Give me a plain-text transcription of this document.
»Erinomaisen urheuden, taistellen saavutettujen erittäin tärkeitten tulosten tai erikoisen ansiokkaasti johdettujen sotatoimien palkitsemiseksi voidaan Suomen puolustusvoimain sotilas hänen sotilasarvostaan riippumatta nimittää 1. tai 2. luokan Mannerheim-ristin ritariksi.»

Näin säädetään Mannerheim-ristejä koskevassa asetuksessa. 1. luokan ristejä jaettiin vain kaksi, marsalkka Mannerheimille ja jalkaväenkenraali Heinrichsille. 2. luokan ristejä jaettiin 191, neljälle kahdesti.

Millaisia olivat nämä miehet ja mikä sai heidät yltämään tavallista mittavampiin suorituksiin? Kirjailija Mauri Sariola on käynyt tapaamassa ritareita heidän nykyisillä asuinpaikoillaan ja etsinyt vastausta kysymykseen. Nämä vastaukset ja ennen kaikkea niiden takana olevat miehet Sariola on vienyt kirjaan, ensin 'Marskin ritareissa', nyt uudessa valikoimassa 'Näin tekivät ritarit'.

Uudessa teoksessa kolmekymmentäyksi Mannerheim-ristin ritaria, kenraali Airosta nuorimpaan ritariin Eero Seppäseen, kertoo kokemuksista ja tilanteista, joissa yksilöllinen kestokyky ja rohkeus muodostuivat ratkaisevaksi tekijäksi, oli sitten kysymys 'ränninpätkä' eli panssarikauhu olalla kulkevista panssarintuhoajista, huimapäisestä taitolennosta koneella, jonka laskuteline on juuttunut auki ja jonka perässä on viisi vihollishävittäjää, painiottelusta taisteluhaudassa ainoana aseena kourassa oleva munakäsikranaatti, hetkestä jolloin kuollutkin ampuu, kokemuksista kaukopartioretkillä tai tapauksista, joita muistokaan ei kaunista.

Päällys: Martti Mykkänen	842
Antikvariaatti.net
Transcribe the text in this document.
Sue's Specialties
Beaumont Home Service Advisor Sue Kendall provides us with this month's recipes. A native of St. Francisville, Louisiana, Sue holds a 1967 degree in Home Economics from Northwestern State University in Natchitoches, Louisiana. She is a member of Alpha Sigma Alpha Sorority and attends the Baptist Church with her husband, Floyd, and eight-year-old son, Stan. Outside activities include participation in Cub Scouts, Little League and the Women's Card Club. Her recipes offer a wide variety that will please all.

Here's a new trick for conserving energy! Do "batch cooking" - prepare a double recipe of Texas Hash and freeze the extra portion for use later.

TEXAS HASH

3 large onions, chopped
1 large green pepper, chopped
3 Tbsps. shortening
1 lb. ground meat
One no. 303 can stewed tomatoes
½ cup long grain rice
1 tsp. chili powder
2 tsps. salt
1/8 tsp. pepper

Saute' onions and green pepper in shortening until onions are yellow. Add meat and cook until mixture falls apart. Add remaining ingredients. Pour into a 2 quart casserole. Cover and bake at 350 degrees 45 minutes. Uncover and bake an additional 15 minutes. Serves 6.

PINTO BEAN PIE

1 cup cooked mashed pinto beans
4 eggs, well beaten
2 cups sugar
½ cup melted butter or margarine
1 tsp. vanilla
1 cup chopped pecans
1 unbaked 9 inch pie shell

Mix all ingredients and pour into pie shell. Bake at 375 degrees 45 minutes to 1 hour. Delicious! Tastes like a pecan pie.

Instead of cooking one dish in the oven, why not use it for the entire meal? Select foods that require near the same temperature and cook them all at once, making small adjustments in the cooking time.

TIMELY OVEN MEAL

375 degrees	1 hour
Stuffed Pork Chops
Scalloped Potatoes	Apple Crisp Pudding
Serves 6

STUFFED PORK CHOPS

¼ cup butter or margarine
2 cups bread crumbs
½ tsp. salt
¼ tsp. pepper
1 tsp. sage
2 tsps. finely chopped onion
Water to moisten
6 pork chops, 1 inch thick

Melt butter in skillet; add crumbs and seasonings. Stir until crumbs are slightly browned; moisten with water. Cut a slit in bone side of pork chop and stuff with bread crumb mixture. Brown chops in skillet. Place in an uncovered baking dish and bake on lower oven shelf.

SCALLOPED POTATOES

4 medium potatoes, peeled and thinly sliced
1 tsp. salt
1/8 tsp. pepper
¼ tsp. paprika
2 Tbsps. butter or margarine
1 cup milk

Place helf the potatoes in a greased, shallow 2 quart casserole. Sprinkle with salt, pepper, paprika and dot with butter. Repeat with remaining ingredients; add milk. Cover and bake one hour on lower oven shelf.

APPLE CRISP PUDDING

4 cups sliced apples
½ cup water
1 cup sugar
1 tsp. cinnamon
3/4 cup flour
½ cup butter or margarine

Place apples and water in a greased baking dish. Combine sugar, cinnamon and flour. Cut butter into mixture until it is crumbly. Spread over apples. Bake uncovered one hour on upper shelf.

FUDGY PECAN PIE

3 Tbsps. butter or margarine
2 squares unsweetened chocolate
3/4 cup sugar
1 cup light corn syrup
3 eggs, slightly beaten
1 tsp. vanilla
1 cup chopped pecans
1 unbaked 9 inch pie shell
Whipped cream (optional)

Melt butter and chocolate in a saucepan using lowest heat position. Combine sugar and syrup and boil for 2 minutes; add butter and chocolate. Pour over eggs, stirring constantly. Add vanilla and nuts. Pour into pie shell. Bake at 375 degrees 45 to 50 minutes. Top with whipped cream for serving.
****************************************
Exercise directions -
Copy the records above exactly.

Task output -
Give me a plain-text transcription of this document.
»Erinomaisen urheuden, taistellen saavutettujen erittäin tärkeitten tulosten tai erikoisen ansiokkaasti johdettujen sotatoimien palkitsemiseksi voidaan Suomen puolustusvoimain sotilas hänen sotilasarvostaan riippumatta nimittää 1. tai 2. luokan Mannerheim-ristin ritariksi.»

Näin säädetään Mannerheim-ristejä koskevassa asetuksessa. 1. luokan ristejä jaettiin vain kaksi, marsalkka Mannerheimille ja jalkaväenkenraali Heinrichsille. 2. luokan ristejä jaettiin 191, neljälle kahdesti.

Millaisia olivat nämä miehet ja mikä sai heidät yltämään tavallista mittavampiin suorituksiin? Kirjailija Mauri Sariola on käynyt tapaamassa ritareita heidän nykyisillä asuinpaikoillaan ja etsinyt vastausta kysymykseen. Nämä vastaukset ja ennen kaikkea niiden takana olevat miehet Sariola on vienyt kirjaan, ensin 'Marskin ritareissa', nyt uudessa valikoimassa 'Näin tekivät ritarit'.

Uudessa teoksessa kolmekymmentäyksi Mannerheim-ristin ritaria, kenraali Airosta nuorimpaan ritariin Eero Seppäseen, kertoo kokemuksista ja tilanteista, joissa yksilöllinen kestokyky ja rohkeus muodostuivat ratkaisevaksi tekijäksi, oli sitten kysymys 'ränninpätkä' eli panssarikauhu olalla kulkevista panssarintuhoajista, huimapäisestä taitolennosta koneella, jonka laskuteline on juuttunut auki ja jonka perässä on viisi vihollishävittäjää, painiottelusta taisteluhaudassa ainoana aseena kourassa oleva munakäsikranaatti, hetkestä jolloin kuollutkin ampuu, kokemuksista kaukopartioretkillä tai tapauksista, joita muistokaan ei kaunista.

Päällys: Martti Mykkänen	842
Antikvariaatti.net
Transcribe the text in this document.
Sue's Specialties
Beaumont Home Service Advisor Sue Kendall provides us with this month's recipes. A native of St. Francisville, Louisiana, Sue holds a 1967 degree in Home Economics from Northwestern State University in Natchitoches, Louisiana. She is a member of Alpha Sigma Alpha Sorority and attends the Baptist Church with her husband, Floyd, and eight-year-old son, Stan. Outside activities include participation in Cub Scouts, Little League and the Women's Card Club. Her recipes offer a wide variety that will please all.

Here's a new trick for conserving energy! Do "batch cooking" - prepare a double recipe of Texas Hash and freeze the extra portion for use later.

TEXAS HASH

3 large onions, chopped
1 large green pepper, chopped
3 Tbsps. shortening
1 lb. ground meat
One no. 303 can stewed tomatoes
½ cup long grain rice
1 tsp. chili powder
2 tsps. salt
1/8 tsp. pepper

Saute' onions and green pepper in shortening until onions are yellow. Add meat and cook until mixture falls apart. Add remaining ingredients. Pour into a 2 quart casserole. Cover and bake at 350 degrees 45 minutes. Uncover and bake an additional 15 minutes. Serves 6.

PINTO BEAN PIE

1 cup cooked mashed pinto beans
4 eggs, well beaten
2 cups sugar
½ cup melted butter or margarine
1 tsp. vanilla
1 cup chopped pecans
1 unbaked 9 inch pie shell

Mix all ingredients and pour into pie shell. Bake at 375 degrees 45 minutes to 1 hour. Delicious! Tastes like a pecan pie.

Instead of cooking one dish in the oven, why not use it for the entire meal? Select foods that require near the same temperature and cook them all at once, making small adjustments in the cooking time.

TIMELY OVEN MEAL

375 degrees	1 hour
Stuffed Pork Chops
Scalloped Potatoes	Apple Crisp Pudding
Serves 6

STUFFED PORK CHOPS

¼ cup butter or margarine
2 cups bread crumbs
½ tsp. salt
¼ tsp. pepper
1 tsp. sage
2 tsps. finely chopped onion
Water to moisten
6 pork chops, 1 inch thick

Melt butter in skillet; add crumbs and seasonings. Stir until crumbs are slightly browned; moisten with water. Cut a slit in bone side of pork chop and stuff with bread crumb mixture. Brown chops in skillet. Place in an uncovered baking dish and bake on lower oven shelf.

SCALLOPED POTATOES

4 medium potatoes, peeled and thinly sliced
1 tsp. salt
1/8 tsp. pepper
¼ tsp. paprika
2 Tbsps. butter or margarine
1 cup milk

Place helf the potatoes in a greased, shallow 2 quart casserole. Sprinkle with salt, pepper, paprika and dot with butter. Repeat with remaining ingredients; add milk. Cover and bake one hour on lower oven shelf.

APPLE CRISP PUDDING

4 cups sliced apples
½ cup water
1 cup sugar
1 tsp. cinnamon
3/4 cup flour
½ cup butter or margarine

Place apples and water in a greased baking dish. Combine sugar, cinnamon and flour. Cut butter into mixture until it is crumbly. Spread over apples. Bake uncovered one hour on upper shelf.

FUDGY PECAN PIE

3 Tbsps. butter or margarine
2 squares unsweetened chocolate
3/4 cup sugar
1 cup light corn syrup
3 eggs, slightly beaten
1 tsp. vanilla
1 cup chopped pecans
1 unbaked 9 inch pie shell
Whipped cream (optional)

Melt butter and chocolate in a saucepan using lowest heat position. Combine sugar and syrup and boil for 2 minutes; add butter and chocolate. Pour over eggs, stirring constantly. Add vanilla and nuts. Pour into pie shell. Bake at 375 degrees 45 to 50 minutes. Top with whipped cream for serving.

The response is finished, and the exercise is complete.